# Listed entries
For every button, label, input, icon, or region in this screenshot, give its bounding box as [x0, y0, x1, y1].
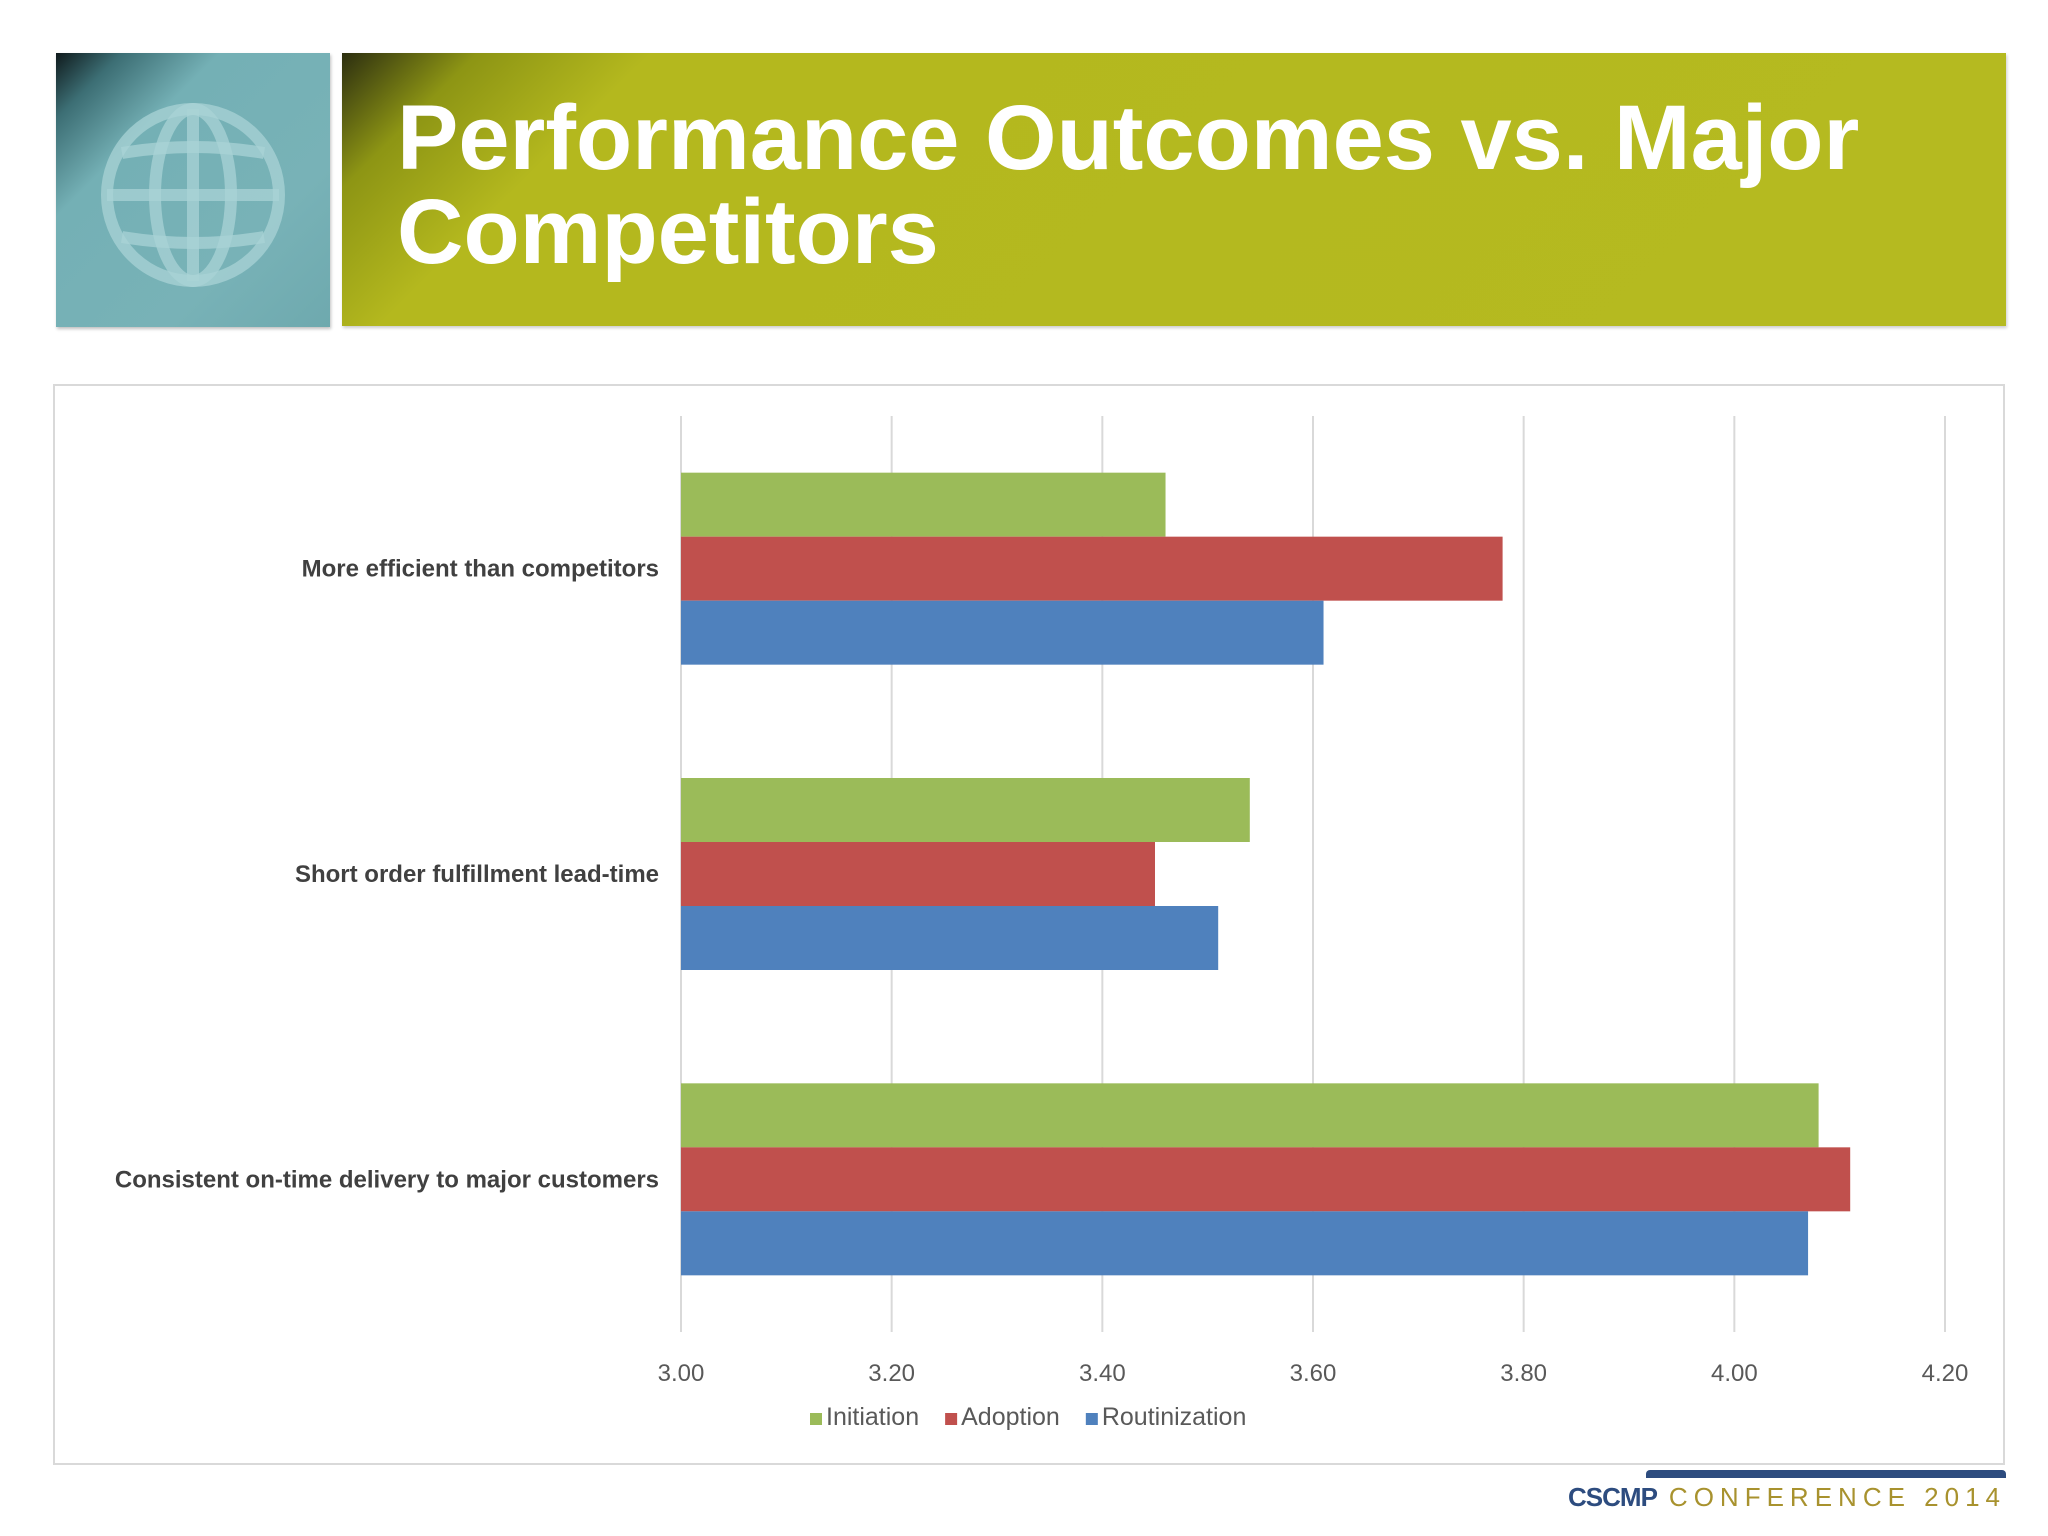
x-tick-labels: 3.00 3.20 3.40 3.60 3.80 4.00 4.20	[658, 1360, 1969, 1387]
bar-adoption-0	[681, 536, 1503, 601]
legend-label-routinization: Routinization	[1102, 1403, 1247, 1431]
conference-logo: CSCMP CONFERENCE 2014	[1568, 1468, 2006, 1518]
bar-routinization-2	[681, 1211, 1809, 1276]
bar-routinization-1	[681, 906, 1219, 970]
x-tick-label: 3.80	[1500, 1360, 1547, 1387]
legend: Initiation Adoption Routinization	[810, 1403, 1246, 1431]
legend-swatch-initiation	[810, 1413, 822, 1425]
category-labels: More efficient than competitors Short ord…	[115, 556, 659, 1194]
legend-label-adoption: Adoption	[961, 1403, 1060, 1431]
slide-title: Performance Outcomes vs. Major Competito…	[397, 87, 1860, 283]
x-tick-label: 3.60	[1290, 1360, 1337, 1387]
x-tick-label: 4.00	[1711, 1360, 1758, 1387]
bars	[681, 472, 1851, 1276]
x-tick-label: 3.40	[1079, 1360, 1126, 1387]
category-label: Short order fulfillment lead-time	[295, 861, 659, 888]
x-tick-label: 3.00	[658, 1360, 705, 1387]
legend-label-initiation: Initiation	[826, 1403, 919, 1431]
logo-org-text: CSCMP	[1568, 1482, 1658, 1512]
bar-routinization-0	[681, 600, 1324, 665]
bar-initiation-2	[681, 1083, 1819, 1148]
bar-adoption-2	[681, 1147, 1851, 1212]
bar-initiation-1	[681, 778, 1250, 842]
bar-initiation-0	[681, 472, 1166, 537]
logo-event-text: CONFERENCE 2014	[1668, 1482, 2006, 1512]
logo-banner-fragment	[1646, 1468, 2006, 1478]
title-banner: Performance Outcomes vs. Major Competito…	[342, 53, 2006, 326]
category-label: Consistent on-time delivery to major cus…	[115, 1166, 659, 1193]
globe-icon	[101, 103, 285, 287]
legend-swatch-routinization	[1085, 1413, 1098, 1425]
bar-adoption-1	[681, 842, 1155, 906]
chart-area: More efficient than competitors Short ord…	[115, 416, 1969, 1431]
globe-tile	[56, 53, 330, 327]
x-tick-label: 4.20	[1922, 1360, 1969, 1387]
legend-swatch-adoption	[945, 1413, 958, 1425]
chart-frame: More efficient than competitors Short ord…	[53, 384, 2005, 1465]
x-tick-label: 3.20	[868, 1360, 915, 1387]
category-label: More efficient than competitors	[302, 556, 659, 583]
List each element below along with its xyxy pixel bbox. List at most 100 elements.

# Do this
Copy out the lines above exactly, beginning with the line that contains "x-tick-labels: 3.00 3.20" and ending with the line that contains "legend: Initiation Adoption", both included.

# Output for this task
x-tick-labels: 3.00 3.20 3.40 3.60 3.80 4.00 4.20	[658, 1360, 1969, 1387]
bar-adoption-0	[681, 536, 1503, 601]
legend-label-routinization: Routinization	[1102, 1403, 1247, 1431]
conference-logo: CSCMP CONFERENCE 2014	[1568, 1468, 2006, 1518]
bar-routinization-2	[681, 1211, 1809, 1276]
bar-routinization-1	[681, 906, 1219, 970]
x-tick-label: 3.80	[1500, 1360, 1547, 1387]
legend: Initiation Adoption Routinization	[810, 1403, 1246, 1431]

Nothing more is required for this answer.